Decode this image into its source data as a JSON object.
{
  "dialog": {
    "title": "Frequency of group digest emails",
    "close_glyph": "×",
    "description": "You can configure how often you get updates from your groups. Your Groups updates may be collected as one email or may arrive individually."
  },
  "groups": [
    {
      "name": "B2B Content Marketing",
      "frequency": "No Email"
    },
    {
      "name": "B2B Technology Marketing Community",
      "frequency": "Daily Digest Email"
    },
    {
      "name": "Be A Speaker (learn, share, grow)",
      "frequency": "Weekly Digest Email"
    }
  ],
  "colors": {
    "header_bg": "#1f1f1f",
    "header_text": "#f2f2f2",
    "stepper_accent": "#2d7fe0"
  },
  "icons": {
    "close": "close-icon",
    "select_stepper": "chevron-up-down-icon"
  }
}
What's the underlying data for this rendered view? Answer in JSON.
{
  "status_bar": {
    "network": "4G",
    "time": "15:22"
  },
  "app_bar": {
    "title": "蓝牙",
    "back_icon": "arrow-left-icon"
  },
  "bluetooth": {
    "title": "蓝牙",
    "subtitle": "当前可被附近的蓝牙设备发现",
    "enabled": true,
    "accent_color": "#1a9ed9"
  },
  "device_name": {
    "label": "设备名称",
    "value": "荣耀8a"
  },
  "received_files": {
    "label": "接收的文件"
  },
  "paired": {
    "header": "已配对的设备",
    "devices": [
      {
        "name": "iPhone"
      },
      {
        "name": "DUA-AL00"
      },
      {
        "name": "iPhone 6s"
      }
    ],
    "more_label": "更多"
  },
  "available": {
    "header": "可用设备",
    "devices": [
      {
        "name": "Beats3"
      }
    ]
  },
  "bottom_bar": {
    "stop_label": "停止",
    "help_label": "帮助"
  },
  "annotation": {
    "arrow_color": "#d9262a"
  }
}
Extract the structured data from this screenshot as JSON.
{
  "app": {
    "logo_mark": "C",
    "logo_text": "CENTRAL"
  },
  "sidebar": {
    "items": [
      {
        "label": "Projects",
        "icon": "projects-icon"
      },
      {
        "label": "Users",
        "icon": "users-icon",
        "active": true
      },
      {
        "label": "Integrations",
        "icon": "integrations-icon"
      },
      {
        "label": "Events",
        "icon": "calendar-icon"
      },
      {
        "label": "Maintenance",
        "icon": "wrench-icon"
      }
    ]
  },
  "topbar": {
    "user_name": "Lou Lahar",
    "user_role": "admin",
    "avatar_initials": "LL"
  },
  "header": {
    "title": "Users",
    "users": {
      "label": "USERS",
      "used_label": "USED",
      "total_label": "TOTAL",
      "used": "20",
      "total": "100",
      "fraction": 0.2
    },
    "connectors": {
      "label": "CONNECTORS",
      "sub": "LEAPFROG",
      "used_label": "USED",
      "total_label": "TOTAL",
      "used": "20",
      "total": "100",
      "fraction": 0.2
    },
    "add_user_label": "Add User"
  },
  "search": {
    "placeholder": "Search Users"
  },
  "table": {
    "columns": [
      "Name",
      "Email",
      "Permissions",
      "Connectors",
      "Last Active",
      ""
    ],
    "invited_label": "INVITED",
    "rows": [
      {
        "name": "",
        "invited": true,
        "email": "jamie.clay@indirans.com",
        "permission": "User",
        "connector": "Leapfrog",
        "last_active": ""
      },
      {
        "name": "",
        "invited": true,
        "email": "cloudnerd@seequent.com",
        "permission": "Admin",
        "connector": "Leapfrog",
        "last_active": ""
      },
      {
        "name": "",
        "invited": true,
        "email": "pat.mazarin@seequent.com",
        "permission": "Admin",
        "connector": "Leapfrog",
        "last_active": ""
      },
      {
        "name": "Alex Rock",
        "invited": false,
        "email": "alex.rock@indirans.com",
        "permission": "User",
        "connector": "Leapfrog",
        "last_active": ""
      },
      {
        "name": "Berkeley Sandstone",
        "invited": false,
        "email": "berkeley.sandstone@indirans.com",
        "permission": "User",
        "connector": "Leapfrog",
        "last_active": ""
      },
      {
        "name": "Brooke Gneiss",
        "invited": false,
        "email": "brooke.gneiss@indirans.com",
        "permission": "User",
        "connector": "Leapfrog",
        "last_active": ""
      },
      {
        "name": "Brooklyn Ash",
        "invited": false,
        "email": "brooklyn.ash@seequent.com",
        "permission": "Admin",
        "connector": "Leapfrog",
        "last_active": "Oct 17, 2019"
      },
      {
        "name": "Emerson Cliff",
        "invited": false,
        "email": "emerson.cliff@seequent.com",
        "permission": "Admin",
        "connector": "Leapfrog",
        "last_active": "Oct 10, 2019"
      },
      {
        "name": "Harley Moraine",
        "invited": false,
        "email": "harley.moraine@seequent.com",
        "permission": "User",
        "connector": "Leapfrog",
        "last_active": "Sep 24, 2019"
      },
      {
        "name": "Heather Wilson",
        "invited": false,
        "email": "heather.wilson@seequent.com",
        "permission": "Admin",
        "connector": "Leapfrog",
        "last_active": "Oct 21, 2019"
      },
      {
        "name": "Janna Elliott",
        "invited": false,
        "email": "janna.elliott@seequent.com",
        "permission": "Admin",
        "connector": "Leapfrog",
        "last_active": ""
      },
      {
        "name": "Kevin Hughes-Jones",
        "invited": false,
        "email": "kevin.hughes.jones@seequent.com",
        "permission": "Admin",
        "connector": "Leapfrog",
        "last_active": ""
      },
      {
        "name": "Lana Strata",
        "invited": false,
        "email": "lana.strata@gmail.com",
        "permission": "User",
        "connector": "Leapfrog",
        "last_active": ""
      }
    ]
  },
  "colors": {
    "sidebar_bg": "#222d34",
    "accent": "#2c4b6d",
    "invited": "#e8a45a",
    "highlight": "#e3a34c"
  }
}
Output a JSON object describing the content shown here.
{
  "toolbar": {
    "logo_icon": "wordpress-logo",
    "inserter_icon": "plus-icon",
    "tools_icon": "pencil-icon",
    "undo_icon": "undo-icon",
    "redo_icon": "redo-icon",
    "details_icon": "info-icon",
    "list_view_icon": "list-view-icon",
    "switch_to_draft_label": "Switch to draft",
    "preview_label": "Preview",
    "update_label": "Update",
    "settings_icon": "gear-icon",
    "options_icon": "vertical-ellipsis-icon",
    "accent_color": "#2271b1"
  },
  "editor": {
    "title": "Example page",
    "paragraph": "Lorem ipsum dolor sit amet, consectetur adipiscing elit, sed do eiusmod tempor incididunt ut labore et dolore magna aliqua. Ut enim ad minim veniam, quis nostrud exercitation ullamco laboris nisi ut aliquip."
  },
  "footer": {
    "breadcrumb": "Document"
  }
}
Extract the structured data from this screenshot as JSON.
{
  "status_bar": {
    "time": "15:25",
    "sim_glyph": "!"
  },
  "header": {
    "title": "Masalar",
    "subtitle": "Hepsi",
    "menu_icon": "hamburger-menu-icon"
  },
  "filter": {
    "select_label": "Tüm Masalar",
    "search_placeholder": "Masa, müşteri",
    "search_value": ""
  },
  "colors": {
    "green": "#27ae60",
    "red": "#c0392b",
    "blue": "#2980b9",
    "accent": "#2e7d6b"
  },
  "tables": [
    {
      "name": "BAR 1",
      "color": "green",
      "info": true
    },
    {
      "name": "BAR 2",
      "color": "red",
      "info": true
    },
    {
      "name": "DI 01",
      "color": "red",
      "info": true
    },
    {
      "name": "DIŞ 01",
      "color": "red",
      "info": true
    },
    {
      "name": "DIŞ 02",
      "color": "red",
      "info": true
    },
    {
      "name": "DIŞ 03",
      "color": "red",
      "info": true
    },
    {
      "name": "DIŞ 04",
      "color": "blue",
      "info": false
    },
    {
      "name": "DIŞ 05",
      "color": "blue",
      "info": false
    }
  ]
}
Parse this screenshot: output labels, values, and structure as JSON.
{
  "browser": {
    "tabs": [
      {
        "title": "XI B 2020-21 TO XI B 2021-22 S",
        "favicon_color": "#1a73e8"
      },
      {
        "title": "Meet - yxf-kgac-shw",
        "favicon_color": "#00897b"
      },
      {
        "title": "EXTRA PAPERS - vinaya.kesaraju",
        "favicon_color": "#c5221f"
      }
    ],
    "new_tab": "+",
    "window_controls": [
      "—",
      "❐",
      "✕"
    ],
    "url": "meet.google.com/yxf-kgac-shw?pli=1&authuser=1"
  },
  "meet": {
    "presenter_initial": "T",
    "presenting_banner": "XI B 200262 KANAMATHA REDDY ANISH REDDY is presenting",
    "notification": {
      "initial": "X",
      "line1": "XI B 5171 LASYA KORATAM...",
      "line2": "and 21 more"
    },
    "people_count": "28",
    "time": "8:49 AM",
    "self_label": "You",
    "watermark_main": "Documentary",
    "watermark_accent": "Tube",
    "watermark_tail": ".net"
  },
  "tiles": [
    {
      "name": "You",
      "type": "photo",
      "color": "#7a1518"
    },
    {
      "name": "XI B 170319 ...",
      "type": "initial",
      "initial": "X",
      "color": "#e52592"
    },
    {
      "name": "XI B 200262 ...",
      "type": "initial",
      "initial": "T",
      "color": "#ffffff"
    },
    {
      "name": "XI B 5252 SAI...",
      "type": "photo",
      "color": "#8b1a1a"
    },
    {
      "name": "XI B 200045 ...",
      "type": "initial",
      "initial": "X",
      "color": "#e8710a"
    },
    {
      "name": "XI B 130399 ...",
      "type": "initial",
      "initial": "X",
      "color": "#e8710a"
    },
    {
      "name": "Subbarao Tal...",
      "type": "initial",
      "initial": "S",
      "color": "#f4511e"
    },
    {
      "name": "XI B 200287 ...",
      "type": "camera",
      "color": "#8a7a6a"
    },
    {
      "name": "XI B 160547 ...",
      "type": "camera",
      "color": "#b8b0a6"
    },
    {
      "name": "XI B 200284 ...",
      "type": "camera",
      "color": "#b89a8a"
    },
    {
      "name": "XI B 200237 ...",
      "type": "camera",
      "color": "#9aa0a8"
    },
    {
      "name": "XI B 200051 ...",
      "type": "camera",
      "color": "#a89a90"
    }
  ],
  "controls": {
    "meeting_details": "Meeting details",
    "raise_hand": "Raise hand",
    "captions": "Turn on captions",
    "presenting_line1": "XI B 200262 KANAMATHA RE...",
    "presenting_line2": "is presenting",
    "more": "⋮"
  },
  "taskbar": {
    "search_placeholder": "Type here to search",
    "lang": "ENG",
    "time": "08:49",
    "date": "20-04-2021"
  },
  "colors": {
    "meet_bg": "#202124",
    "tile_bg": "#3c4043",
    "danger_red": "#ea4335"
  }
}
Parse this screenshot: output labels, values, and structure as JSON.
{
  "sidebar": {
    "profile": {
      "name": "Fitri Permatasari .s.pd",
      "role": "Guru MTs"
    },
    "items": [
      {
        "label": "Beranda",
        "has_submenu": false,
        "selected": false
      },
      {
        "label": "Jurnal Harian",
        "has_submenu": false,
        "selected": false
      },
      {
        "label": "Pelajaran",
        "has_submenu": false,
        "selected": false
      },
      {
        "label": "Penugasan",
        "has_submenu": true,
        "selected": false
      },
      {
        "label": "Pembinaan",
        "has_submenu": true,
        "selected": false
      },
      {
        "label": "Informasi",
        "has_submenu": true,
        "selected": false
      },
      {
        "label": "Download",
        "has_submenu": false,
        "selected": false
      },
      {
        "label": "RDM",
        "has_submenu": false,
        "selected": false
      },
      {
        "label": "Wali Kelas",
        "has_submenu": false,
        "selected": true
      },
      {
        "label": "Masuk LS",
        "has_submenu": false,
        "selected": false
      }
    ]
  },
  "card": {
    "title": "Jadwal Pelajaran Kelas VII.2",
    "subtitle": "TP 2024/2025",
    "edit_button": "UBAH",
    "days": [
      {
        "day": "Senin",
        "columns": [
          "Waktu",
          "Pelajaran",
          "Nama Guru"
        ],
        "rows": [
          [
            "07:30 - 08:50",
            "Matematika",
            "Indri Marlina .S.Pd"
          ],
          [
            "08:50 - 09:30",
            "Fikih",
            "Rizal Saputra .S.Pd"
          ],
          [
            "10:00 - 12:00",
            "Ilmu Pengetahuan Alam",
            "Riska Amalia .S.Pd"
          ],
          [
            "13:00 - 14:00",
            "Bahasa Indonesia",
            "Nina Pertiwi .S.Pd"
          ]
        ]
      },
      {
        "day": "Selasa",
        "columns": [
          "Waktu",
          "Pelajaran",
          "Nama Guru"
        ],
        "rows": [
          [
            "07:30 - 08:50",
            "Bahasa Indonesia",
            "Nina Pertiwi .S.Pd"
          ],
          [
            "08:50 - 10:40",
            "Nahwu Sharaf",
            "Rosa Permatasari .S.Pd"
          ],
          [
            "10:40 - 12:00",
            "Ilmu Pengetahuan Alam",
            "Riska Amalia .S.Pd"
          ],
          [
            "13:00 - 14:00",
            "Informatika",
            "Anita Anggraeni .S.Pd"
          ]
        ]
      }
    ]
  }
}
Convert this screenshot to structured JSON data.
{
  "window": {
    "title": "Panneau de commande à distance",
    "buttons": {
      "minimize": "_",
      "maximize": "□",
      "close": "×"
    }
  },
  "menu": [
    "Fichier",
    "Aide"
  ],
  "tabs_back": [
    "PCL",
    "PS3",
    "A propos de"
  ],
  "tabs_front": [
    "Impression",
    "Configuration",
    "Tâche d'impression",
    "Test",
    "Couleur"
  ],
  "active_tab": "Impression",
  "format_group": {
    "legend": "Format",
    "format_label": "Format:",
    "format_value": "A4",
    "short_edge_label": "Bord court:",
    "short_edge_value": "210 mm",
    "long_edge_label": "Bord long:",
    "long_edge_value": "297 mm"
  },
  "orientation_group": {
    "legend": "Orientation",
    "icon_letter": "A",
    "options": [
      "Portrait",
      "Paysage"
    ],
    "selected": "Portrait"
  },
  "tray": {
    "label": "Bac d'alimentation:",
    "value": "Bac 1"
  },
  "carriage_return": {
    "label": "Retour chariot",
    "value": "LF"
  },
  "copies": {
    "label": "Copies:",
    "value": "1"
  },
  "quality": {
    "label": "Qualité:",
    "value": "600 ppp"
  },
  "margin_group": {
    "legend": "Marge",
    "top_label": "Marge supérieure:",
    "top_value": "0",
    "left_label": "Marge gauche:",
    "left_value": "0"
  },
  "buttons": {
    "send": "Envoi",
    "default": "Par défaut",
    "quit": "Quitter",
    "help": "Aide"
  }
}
● ● ● ● ●
Return each line that includes "time".

Written solution:
    "time": "15:22"
    "time": "15:25",
    "time": "8:49 AM",
    "time": "08:49",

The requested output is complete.